Obstructionist? Sure. Unprecedented? Technically, yes, but there’s more to the story. Democrats had blocked the nomination against five Republican attempts to muster the necessary 60 votes to break the filibuster. And they have successfully filibustered to block five other Bush nominees to the appeals court, including Mississippi federal judge Charles Pickering. President Bush gave him a recess appointment in January to the 5th U.S. Circuit Court of Appeals. Scores of other Bush nominees have been confirmed, however,
In the 1990s, a Republican-controlled Senate rejected 114 of President Clinton’s judicial nominees, many of them by a single senator’s declaration that the nominee was “personally obnoxious.” In other cases, opponents used the notorious “blue-slip” device. The Senate Judiciary Committee sent blue slips of paper to the two senators of a nominee’s home state, ostensibly to seek their views. If even one slip was not returned, the nomination was blocked.
Republicans have a point when they denounce the filibuster as making confirmations a 60-vote deal. But until the blue-slip “holds” were abandoned, they made some confirmations a one-vote deal.
Republican Sen. Jesse Helms of North Carolina, now retired, kept the 4th Circuit Appeals Court white for many years by repeatedly blocking Mr. Clinton’s nomination of a black person. Mr. Clinton finally named Roger Gregory, a black, in a recess appointment. President Bush nominated him for a permanent seat, and he was confirmed.
Judge Pryor and Judge Pickering can serve only until late 2005. If President Bush has been re-elected, he may nominate them for lifetime seats. Then it will be up to the Senate, including Maine’s two moderate Republicans, to consider their records and decide whether to consent.
++++++++++
EXERCISE 1. Retype the passage from the piece on judicial filibusters, from "Republicans have a" up to and including "a one-vote deal.".
++++++++++
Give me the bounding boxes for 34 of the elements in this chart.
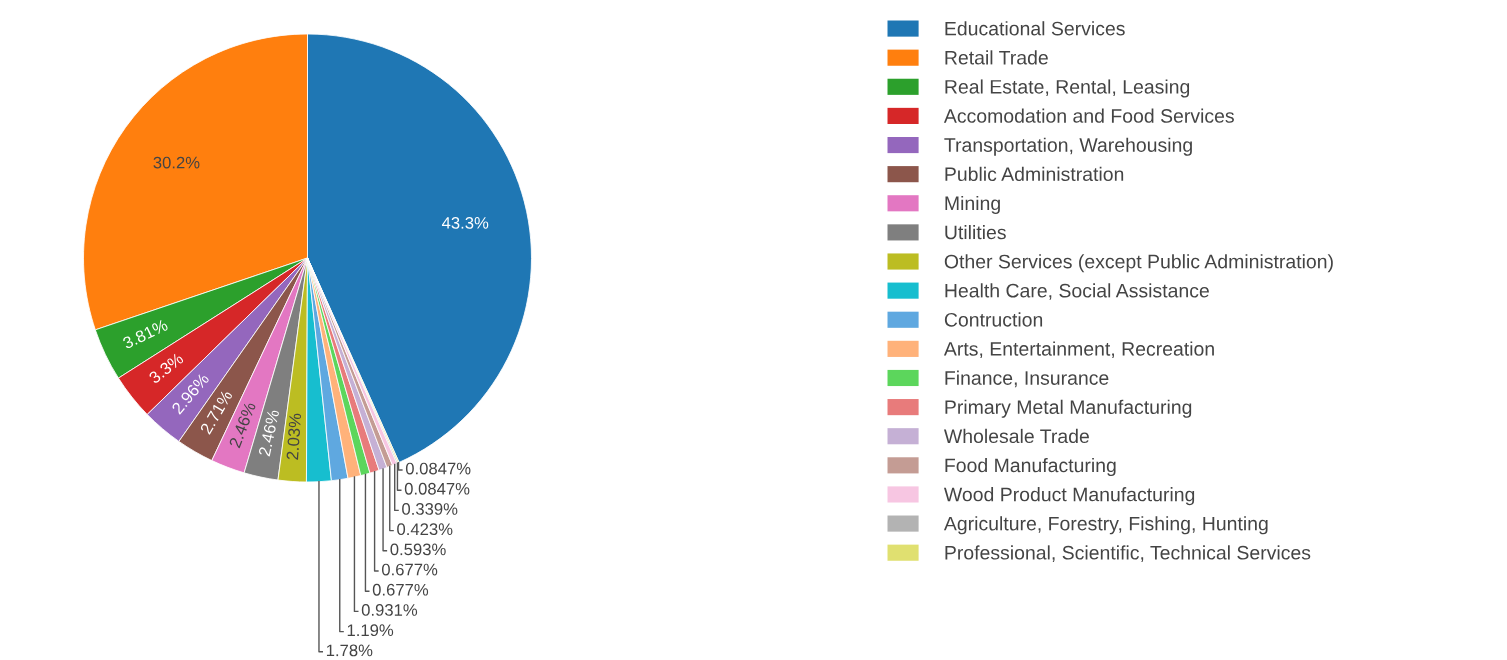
data-label: 2.46% <box>258 409 280 457</box>
legend-label: Educational Services <box>945 21 1125 36</box>
legend-label: Public Administration <box>945 166 1124 182</box>
legend-label: Contruction <box>944 312 1043 327</box>
legend-label: Wholesale Trade <box>943 428 1089 444</box>
legend-label: Health Care, Social Assistance <box>945 283 1209 300</box>
data-label: 43.3% <box>441 216 489 229</box>
legend-label: Arts, Entertainment, Recreation <box>943 341 1214 359</box>
data-label: 2.03% <box>286 413 302 460</box>
legend-label: Accomodation and Food Services <box>943 108 1234 123</box>
legend-label: Transportation, Warehousing <box>944 137 1192 156</box>
legend-label: Finance, Insurance <box>945 370 1109 388</box>
data-label: 1.19% <box>347 624 394 637</box>
legend-label: Utilities <box>945 225 1006 240</box>
data-label: 0.931% <box>361 604 418 616</box>
legend-label: Agriculture, Forestry, Fishing, Hunting <box>943 516 1268 535</box>
data-label: 0.677% <box>372 583 429 596</box>
data-label: 0.593% <box>390 543 446 556</box>
legend-label: Real Estate, Rental, Leasing <box>945 79 1190 98</box>
legend-label: Other Services (except Public Administration) <box>944 254 1333 273</box>
data-label: 0.423% <box>397 523 453 536</box>
legend-label: Primary Metal Manufacturing <box>945 399 1192 418</box>
data-label: 3.81% <box>121 318 169 350</box>
legend-label: Food Manufacturing <box>945 457 1116 477</box>
data-label: 30.2% <box>153 156 200 169</box>
data-label: 1.78% <box>326 644 373 657</box>
data-label: 0.0847% <box>404 482 470 495</box>
legend-label: Wood Product Manufacturing <box>943 487 1195 506</box>
legend-label: Retail Trade <box>945 50 1048 65</box>
data-label: 0.677% <box>381 563 438 576</box>
legend-label: Mining <box>945 195 1000 215</box>
data-label: 0.339% <box>402 503 458 515</box>
data-label: 0.0847% <box>405 462 471 475</box>
legend-label: Professional, Scientific, Technical Services <box>945 545 1311 562</box>
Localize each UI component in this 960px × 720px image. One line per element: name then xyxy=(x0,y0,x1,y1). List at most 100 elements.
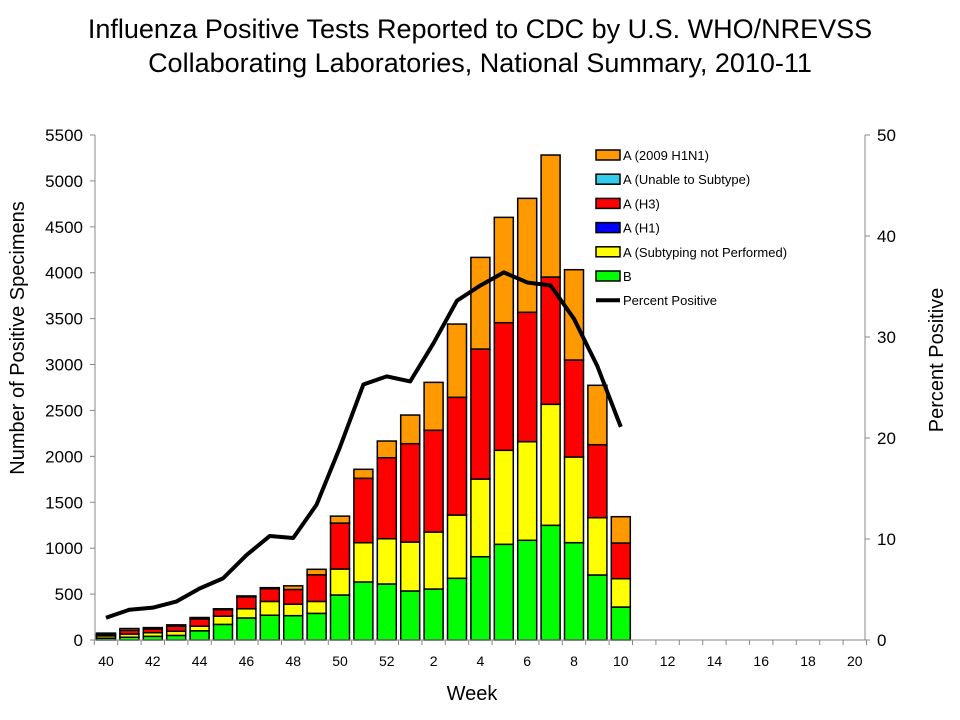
bar-segment xyxy=(470,555,491,641)
bar-segment xyxy=(376,583,398,641)
legend-label: A (H3) xyxy=(623,196,660,211)
y2-tick-label: 40 xyxy=(877,227,896,246)
bar-segment xyxy=(282,614,304,641)
x-tick-label: 18 xyxy=(800,653,816,669)
legend-swatch xyxy=(595,149,621,161)
y2-tick-label: 50 xyxy=(877,126,896,145)
bar-segment xyxy=(610,577,632,608)
legend-swatch xyxy=(595,197,621,210)
y2-tick-label: 20 xyxy=(877,429,896,448)
bar-segment xyxy=(516,539,538,641)
bar-segment xyxy=(376,537,398,585)
bar-segment xyxy=(610,542,632,580)
bar-segment xyxy=(236,595,257,598)
bar-segment xyxy=(259,586,281,590)
legend-swatch xyxy=(595,221,621,234)
bar-segment xyxy=(446,323,468,399)
bar-segment xyxy=(189,630,210,641)
bar-segment xyxy=(189,616,210,620)
bar-segment xyxy=(470,348,491,480)
y-tick-label: 0 xyxy=(74,631,83,650)
bar-segment xyxy=(423,588,444,641)
bar-segment xyxy=(446,396,468,516)
bar-segment xyxy=(95,632,117,636)
x-axis-label: Week xyxy=(447,683,499,705)
y-tick-label: 2500 xyxy=(45,401,83,420)
bar-segment xyxy=(306,600,327,615)
bar-segment xyxy=(399,541,421,592)
bar-segment xyxy=(399,414,421,445)
x-tick-label: 8 xyxy=(570,653,578,669)
legend-label: A (2009 H1N1) xyxy=(623,148,709,163)
bar-segment xyxy=(587,443,608,519)
x-tick-label: 10 xyxy=(613,653,629,669)
y-tick-label: 5000 xyxy=(45,172,83,191)
legend-label: B xyxy=(623,269,632,284)
y-tick-label: 3500 xyxy=(45,310,83,329)
bar-segment xyxy=(516,311,538,443)
bar-segment xyxy=(563,456,585,544)
y-tick-label: 1500 xyxy=(45,493,83,512)
bar-segment xyxy=(282,603,304,617)
x-tick-label: 20 xyxy=(847,653,863,669)
bar-segment xyxy=(119,627,140,632)
bar-segment xyxy=(446,577,468,641)
legend-item: A (Subtyping not Performed) xyxy=(595,245,787,260)
bar-segment xyxy=(306,612,327,641)
bar-segment xyxy=(399,590,421,641)
bar-segment xyxy=(259,614,281,641)
bar-segment xyxy=(306,574,327,603)
x-tick-label: 42 xyxy=(145,653,161,669)
x-tick-label: 44 xyxy=(192,653,208,669)
bar-segment xyxy=(540,524,561,641)
legend-label: A (Subtyping not Performed) xyxy=(623,245,787,260)
bar-segment xyxy=(376,456,398,540)
legend-item: B xyxy=(595,269,632,284)
bar-segment xyxy=(587,516,608,576)
legend-item: A (2009 H1N1) xyxy=(595,148,709,163)
bar-segment xyxy=(142,626,164,630)
y-tick-label: 5500 xyxy=(45,126,83,145)
x-tick-label: 14 xyxy=(707,653,723,669)
bar-segment xyxy=(493,216,515,324)
bar-segment xyxy=(236,608,257,619)
x-tick-label: 48 xyxy=(285,653,301,669)
bar-segment xyxy=(587,384,608,446)
chart-title-line1: Influenza Positive Tests Reported to CDC… xyxy=(88,14,872,44)
x-tick-label: 52 xyxy=(379,653,395,669)
legend-label: Percent Positive xyxy=(623,293,717,308)
bar-segment xyxy=(259,600,281,616)
y2-tick-label: 30 xyxy=(877,328,896,347)
bar-segment xyxy=(493,449,515,546)
bar-segment xyxy=(610,606,632,641)
bar-segment xyxy=(540,403,561,527)
bar-segment xyxy=(610,515,632,544)
bar-segment xyxy=(236,596,257,610)
bar-segment xyxy=(353,581,374,641)
bar-segment xyxy=(353,541,374,583)
bar-segment xyxy=(329,515,351,524)
bar-segment xyxy=(282,588,304,605)
y-tick-label: 3000 xyxy=(45,356,83,375)
bar-segment xyxy=(259,587,281,603)
bar-segment xyxy=(516,440,538,542)
bar-segment xyxy=(212,615,234,626)
x-tick-label: 6 xyxy=(523,653,531,669)
y-axis-label: Number of Positive Specimens xyxy=(7,201,29,474)
bar-segment xyxy=(563,268,585,361)
bar-segment xyxy=(329,568,351,596)
legend-item: Percent Positive xyxy=(596,293,717,308)
bar-segment xyxy=(376,440,398,459)
bar-segment xyxy=(329,594,351,641)
x-tick-label: 50 xyxy=(332,653,348,669)
bar-segment xyxy=(189,618,210,627)
bar-segment xyxy=(399,442,421,543)
y-tick-label: 4500 xyxy=(45,218,83,237)
legend-swatch xyxy=(595,246,621,258)
x-tick-label: 2 xyxy=(430,653,438,669)
bar-segment xyxy=(563,541,585,641)
bar-segment xyxy=(212,608,234,617)
x-tick-label: 46 xyxy=(239,653,255,669)
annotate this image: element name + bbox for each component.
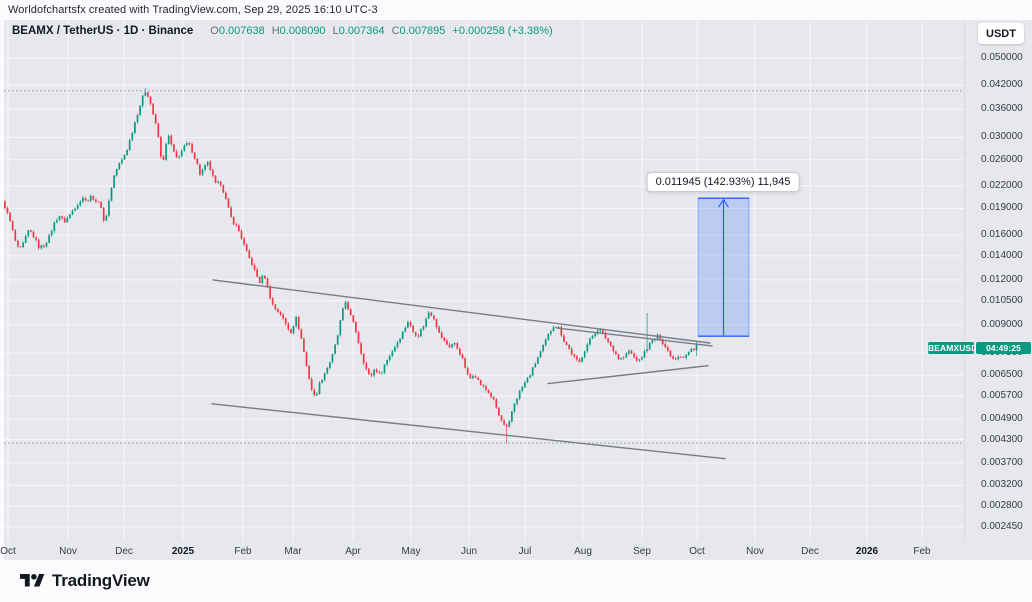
price-tick-label: 0.003700 — [981, 456, 1023, 468]
ohlc-key: L — [332, 25, 339, 37]
time-tick-label: Mar — [284, 546, 302, 557]
price-tick-label: 0.022000 — [981, 179, 1023, 191]
price-tick-label: 0.004900 — [981, 413, 1023, 425]
price-tick-label: 0.003200 — [981, 479, 1023, 491]
ohlc-value: 0.007895 — [399, 25, 446, 37]
ohlc-key: H — [271, 25, 280, 37]
change-value: +0.000258 (+3.38%) — [452, 25, 553, 37]
time-tick-label: 2025 — [171, 546, 195, 557]
time-tick-label: Oct — [0, 546, 16, 557]
time-tick-label: 2026 — [855, 546, 879, 557]
price-chart-canvas[interactable] — [4, 20, 1032, 560]
symbol-price-label: BEAMXUSDT — [928, 342, 983, 354]
price-tick-label: 0.002450 — [981, 520, 1023, 532]
time-tick-label: Apr — [345, 546, 361, 557]
time-tick-label: Nov — [59, 546, 77, 557]
price-tick-label: 0.004300 — [981, 433, 1023, 445]
price-tick-label: 0.006500 — [981, 369, 1023, 381]
price-tick-label: 0.009000 — [981, 318, 1023, 330]
ohlc-value: 0.008090 — [279, 25, 326, 37]
ohlc-value: 0.007364 — [338, 25, 385, 37]
price-tick-label: 0.036000 — [981, 103, 1023, 115]
time-tick-label: Feb — [913, 546, 931, 557]
price-tick-label: 0.026000 — [981, 153, 1023, 165]
symbol-title: BEAMX / TetherUS · 1D · Binance — [12, 25, 194, 37]
time-tick-label: Aug — [574, 546, 592, 557]
currency-toggle-button[interactable]: USDT — [978, 23, 1024, 44]
tradingview-watermark[interactable]: TradingView — [20, 570, 150, 592]
ohlc-key: C — [391, 25, 400, 37]
ohlc-value: 0.007638 — [218, 25, 265, 37]
time-tick-label: May — [401, 546, 421, 557]
time-tick-label: Sep — [633, 546, 651, 557]
price-tick-label: 0.019000 — [981, 202, 1023, 214]
time-tick-label: Oct — [689, 546, 705, 557]
bar-countdown-label: 04:49:25 — [976, 342, 1031, 354]
price-tick-label: 0.014000 — [981, 249, 1023, 261]
ohlc-key: O — [210, 25, 219, 37]
price-tick-label: 0.050000 — [981, 52, 1023, 63]
time-tick-label: Dec — [115, 546, 133, 557]
price-tick-label: 0.002800 — [981, 500, 1023, 512]
measure-tool-label[interactable]: 0.011945 (142.93%) 11,945 — [646, 172, 800, 192]
price-tick-label: 0.012000 — [981, 273, 1023, 285]
watermark-text: TradingView — [52, 571, 150, 590]
time-tick-label: Jun — [460, 546, 478, 557]
price-tick-label: 0.005700 — [981, 389, 1023, 401]
chart-panel — [4, 20, 1032, 560]
symbol-legend[interactable]: BEAMX / TetherUS · 1D · Binance O0.007638… — [12, 25, 553, 37]
time-tick-label: Feb — [234, 546, 252, 557]
time-tick-label: Nov — [746, 546, 764, 557]
attribution-text: Worldofchartsfx created with TradingView… — [8, 4, 378, 16]
price-tick-label: 0.016000 — [981, 229, 1023, 241]
time-tick-label: Jul — [518, 546, 532, 557]
tradingview-logo-icon — [20, 574, 45, 587]
ohlc-values: O0.007638 H0.008090 L0.007364 C0.007895 — [203, 25, 445, 37]
time-tick-label: Dec — [801, 546, 819, 557]
price-tick-label: 0.010500 — [981, 294, 1023, 306]
price-tick-label: 0.042000 — [981, 79, 1023, 91]
price-tick-label: 0.030000 — [981, 131, 1023, 143]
++++++++++
EXERCISE 2. In the listing, repeat the lines from the line with "price-tick-label: 0.003700 —" up to and including the line with "ohlc-key: H — [271, 25, 280, 37]".

EXERCISE SOLUTION 1.
Republicans have a point when they denounce the filibuster as making confirmations a 60-vote deal. But until the blue-slip “holds” were abandoned, they made some confirmations a one-vote deal.

EXERCISE SOLUTION 2.
price-tick-label: 0.003700 — [981, 456, 1023, 468]
ohlc-key: L — [332, 25, 339, 37]
time-tick-label: Mar — [284, 546, 302, 557]
price-tick-label: 0.022000 — [981, 179, 1023, 191]
price-tick-label: 0.004900 — [981, 413, 1023, 425]
price-tick-label: 0.003200 — [981, 479, 1023, 491]
ohlc-value: 0.007895 — [399, 25, 446, 37]
ohlc-key: H — [271, 25, 280, 37]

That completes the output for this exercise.